▶ [Supplied records]

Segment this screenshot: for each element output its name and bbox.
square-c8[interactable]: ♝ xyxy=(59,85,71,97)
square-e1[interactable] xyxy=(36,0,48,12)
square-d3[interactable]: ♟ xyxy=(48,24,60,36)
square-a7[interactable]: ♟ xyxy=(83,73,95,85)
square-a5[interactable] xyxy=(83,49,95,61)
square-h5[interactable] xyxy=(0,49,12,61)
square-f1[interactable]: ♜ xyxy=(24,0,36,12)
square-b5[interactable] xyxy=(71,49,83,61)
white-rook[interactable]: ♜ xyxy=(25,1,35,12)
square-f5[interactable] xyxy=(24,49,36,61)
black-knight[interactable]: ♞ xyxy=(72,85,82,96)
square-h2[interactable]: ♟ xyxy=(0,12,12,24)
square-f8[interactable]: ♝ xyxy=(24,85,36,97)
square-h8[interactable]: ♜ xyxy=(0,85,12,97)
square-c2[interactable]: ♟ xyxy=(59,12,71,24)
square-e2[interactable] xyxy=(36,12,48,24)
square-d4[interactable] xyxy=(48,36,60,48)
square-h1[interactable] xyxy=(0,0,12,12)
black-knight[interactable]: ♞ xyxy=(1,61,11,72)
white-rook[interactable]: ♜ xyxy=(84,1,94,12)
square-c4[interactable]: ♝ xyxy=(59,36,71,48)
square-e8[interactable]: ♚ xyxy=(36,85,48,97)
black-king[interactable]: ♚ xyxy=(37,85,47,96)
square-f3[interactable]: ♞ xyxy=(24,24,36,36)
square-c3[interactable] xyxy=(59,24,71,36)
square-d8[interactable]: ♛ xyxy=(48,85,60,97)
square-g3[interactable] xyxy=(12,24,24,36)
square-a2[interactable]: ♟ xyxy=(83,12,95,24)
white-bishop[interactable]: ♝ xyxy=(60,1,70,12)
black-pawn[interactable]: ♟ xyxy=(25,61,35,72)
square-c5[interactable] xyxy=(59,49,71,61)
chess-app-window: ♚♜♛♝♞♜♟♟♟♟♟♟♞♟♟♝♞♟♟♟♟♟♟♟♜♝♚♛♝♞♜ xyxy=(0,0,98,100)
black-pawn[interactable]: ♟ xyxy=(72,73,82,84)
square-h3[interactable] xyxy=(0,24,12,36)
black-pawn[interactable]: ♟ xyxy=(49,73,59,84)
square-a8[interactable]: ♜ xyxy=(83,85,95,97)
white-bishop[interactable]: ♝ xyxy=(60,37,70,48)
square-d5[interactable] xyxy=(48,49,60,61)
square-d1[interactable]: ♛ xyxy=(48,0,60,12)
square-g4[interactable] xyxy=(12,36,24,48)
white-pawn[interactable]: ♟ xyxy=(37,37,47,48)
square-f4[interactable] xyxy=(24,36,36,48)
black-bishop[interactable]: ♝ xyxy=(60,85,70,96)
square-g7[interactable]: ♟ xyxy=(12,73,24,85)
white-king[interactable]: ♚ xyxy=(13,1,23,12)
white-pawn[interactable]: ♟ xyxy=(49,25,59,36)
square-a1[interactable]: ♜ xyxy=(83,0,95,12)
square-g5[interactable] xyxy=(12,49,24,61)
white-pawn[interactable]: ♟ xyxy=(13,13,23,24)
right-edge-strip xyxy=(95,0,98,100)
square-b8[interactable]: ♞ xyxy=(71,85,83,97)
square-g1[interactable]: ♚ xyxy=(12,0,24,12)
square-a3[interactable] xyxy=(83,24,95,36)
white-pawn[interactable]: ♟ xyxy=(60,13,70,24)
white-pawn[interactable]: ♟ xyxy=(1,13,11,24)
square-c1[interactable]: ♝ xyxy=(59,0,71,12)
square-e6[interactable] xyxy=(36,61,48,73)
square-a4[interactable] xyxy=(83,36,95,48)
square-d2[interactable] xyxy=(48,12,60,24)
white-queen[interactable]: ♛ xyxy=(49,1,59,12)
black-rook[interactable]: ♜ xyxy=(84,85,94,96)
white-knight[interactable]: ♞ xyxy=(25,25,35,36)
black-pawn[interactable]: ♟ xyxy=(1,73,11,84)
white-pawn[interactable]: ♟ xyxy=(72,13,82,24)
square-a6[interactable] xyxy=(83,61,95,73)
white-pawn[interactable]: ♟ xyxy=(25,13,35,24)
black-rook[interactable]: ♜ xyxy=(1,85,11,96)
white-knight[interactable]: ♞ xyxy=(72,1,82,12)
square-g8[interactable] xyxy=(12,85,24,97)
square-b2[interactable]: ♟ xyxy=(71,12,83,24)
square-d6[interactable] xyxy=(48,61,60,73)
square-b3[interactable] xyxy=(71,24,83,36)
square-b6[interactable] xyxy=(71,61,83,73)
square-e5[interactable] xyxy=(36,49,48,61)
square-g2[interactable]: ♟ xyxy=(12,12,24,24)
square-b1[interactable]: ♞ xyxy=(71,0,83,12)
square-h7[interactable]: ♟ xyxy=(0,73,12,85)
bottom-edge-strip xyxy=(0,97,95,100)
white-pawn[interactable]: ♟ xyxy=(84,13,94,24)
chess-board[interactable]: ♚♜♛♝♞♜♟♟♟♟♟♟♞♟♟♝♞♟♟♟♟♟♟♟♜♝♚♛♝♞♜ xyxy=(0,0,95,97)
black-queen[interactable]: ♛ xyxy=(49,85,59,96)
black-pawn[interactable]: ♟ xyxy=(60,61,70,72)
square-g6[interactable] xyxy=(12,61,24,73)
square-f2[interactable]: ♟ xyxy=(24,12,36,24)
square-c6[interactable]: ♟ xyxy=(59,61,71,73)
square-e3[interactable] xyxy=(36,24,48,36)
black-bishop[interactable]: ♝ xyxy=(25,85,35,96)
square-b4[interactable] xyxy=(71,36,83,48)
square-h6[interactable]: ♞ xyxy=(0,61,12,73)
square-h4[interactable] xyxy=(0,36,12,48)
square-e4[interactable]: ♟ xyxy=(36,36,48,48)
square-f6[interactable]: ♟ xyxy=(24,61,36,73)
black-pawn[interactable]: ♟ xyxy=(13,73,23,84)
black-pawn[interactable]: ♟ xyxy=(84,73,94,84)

▶ [The task]
Copy every one of the records above line for line, changing nothing.

▶ [Result below]
Segment this screenshot: for each element output its name and bbox.
square-c8[interactable]: ♝ xyxy=(59,85,71,97)
square-e1[interactable] xyxy=(36,0,48,12)
square-d3[interactable]: ♟ xyxy=(48,24,60,36)
square-a7[interactable]: ♟ xyxy=(83,73,95,85)
square-a5[interactable] xyxy=(83,49,95,61)
square-h5[interactable] xyxy=(0,49,12,61)
square-f1[interactable]: ♜ xyxy=(24,0,36,12)
square-b5[interactable] xyxy=(71,49,83,61)
white-rook[interactable]: ♜ xyxy=(25,1,35,12)
square-f5[interactable] xyxy=(24,49,36,61)
black-knight[interactable]: ♞ xyxy=(72,85,82,96)
square-h2[interactable]: ♟ xyxy=(0,12,12,24)
square-f8[interactable]: ♝ xyxy=(24,85,36,97)
square-h8[interactable]: ♜ xyxy=(0,85,12,97)
square-c2[interactable]: ♟ xyxy=(59,12,71,24)
square-e2[interactable] xyxy=(36,12,48,24)
square-d4[interactable] xyxy=(48,36,60,48)
square-h1[interactable] xyxy=(0,0,12,12)
black-knight[interactable]: ♞ xyxy=(1,61,11,72)
white-rook[interactable]: ♜ xyxy=(84,1,94,12)
square-c4[interactable]: ♝ xyxy=(59,36,71,48)
square-e8[interactable]: ♚ xyxy=(36,85,48,97)
black-king[interactable]: ♚ xyxy=(37,85,47,96)
square-f3[interactable]: ♞ xyxy=(24,24,36,36)
square-c3[interactable] xyxy=(59,24,71,36)
square-d8[interactable]: ♛ xyxy=(48,85,60,97)
square-g3[interactable] xyxy=(12,24,24,36)
square-a2[interactable]: ♟ xyxy=(83,12,95,24)
white-bishop[interactable]: ♝ xyxy=(60,1,70,12)
black-pawn[interactable]: ♟ xyxy=(25,61,35,72)
square-c5[interactable] xyxy=(59,49,71,61)
chess-app-window: ♚♜♛♝♞♜♟♟♟♟♟♟♞♟♟♝♞♟♟♟♟♟♟♟♜♝♚♛♝♞♜ xyxy=(0,0,98,100)
black-pawn[interactable]: ♟ xyxy=(72,73,82,84)
square-h3[interactable] xyxy=(0,24,12,36)
black-pawn[interactable]: ♟ xyxy=(49,73,59,84)
square-a8[interactable]: ♜ xyxy=(83,85,95,97)
white-bishop[interactable]: ♝ xyxy=(60,37,70,48)
square-d5[interactable] xyxy=(48,49,60,61)
square-d1[interactable]: ♛ xyxy=(48,0,60,12)
square-g4[interactable] xyxy=(12,36,24,48)
white-pawn[interactable]: ♟ xyxy=(37,37,47,48)
square-f4[interactable] xyxy=(24,36,36,48)
black-bishop[interactable]: ♝ xyxy=(60,85,70,96)
square-g7[interactable]: ♟ xyxy=(12,73,24,85)
white-king[interactable]: ♚ xyxy=(13,1,23,12)
white-pawn[interactable]: ♟ xyxy=(49,25,59,36)
square-a1[interactable]: ♜ xyxy=(83,0,95,12)
square-g5[interactable] xyxy=(12,49,24,61)
white-pawn[interactable]: ♟ xyxy=(13,13,23,24)
right-edge-strip xyxy=(95,0,98,100)
square-b8[interactable]: ♞ xyxy=(71,85,83,97)
square-g1[interactable]: ♚ xyxy=(12,0,24,12)
square-a3[interactable] xyxy=(83,24,95,36)
white-pawn[interactable]: ♟ xyxy=(60,13,70,24)
white-pawn[interactable]: ♟ xyxy=(1,13,11,24)
square-c1[interactable]: ♝ xyxy=(59,0,71,12)
square-e6[interactable] xyxy=(36,61,48,73)
square-a4[interactable] xyxy=(83,36,95,48)
square-d2[interactable] xyxy=(48,12,60,24)
white-queen[interactable]: ♛ xyxy=(49,1,59,12)
black-rook[interactable]: ♜ xyxy=(84,85,94,96)
white-knight[interactable]: ♞ xyxy=(25,25,35,36)
black-pawn[interactable]: ♟ xyxy=(1,73,11,84)
white-pawn[interactable]: ♟ xyxy=(72,13,82,24)
square-a6[interactable] xyxy=(83,61,95,73)
white-pawn[interactable]: ♟ xyxy=(25,13,35,24)
black-rook[interactable]: ♜ xyxy=(1,85,11,96)
white-knight[interactable]: ♞ xyxy=(72,1,82,12)
square-g8[interactable] xyxy=(12,85,24,97)
square-b2[interactable]: ♟ xyxy=(71,12,83,24)
square-d6[interactable] xyxy=(48,61,60,73)
square-b3[interactable] xyxy=(71,24,83,36)
square-b6[interactable] xyxy=(71,61,83,73)
square-e5[interactable] xyxy=(36,49,48,61)
square-g2[interactable]: ♟ xyxy=(12,12,24,24)
square-b1[interactable]: ♞ xyxy=(71,0,83,12)
square-h7[interactable]: ♟ xyxy=(0,73,12,85)
bottom-edge-strip xyxy=(0,97,95,100)
white-pawn[interactable]: ♟ xyxy=(84,13,94,24)
chess-board[interactable]: ♚♜♛♝♞♜♟♟♟♟♟♟♞♟♟♝♞♟♟♟♟♟♟♟♜♝♚♛♝♞♜ xyxy=(0,0,95,97)
black-queen[interactable]: ♛ xyxy=(49,85,59,96)
black-pawn[interactable]: ♟ xyxy=(60,61,70,72)
square-g6[interactable] xyxy=(12,61,24,73)
square-f2[interactable]: ♟ xyxy=(24,12,36,24)
square-c6[interactable]: ♟ xyxy=(59,61,71,73)
square-e3[interactable] xyxy=(36,24,48,36)
black-bishop[interactable]: ♝ xyxy=(25,85,35,96)
square-b4[interactable] xyxy=(71,36,83,48)
square-h6[interactable]: ♞ xyxy=(0,61,12,73)
square-h4[interactable] xyxy=(0,36,12,48)
square-e4[interactable]: ♟ xyxy=(36,36,48,48)
square-f6[interactable]: ♟ xyxy=(24,61,36,73)
black-pawn[interactable]: ♟ xyxy=(13,73,23,84)
black-pawn[interactable]: ♟ xyxy=(84,73,94,84)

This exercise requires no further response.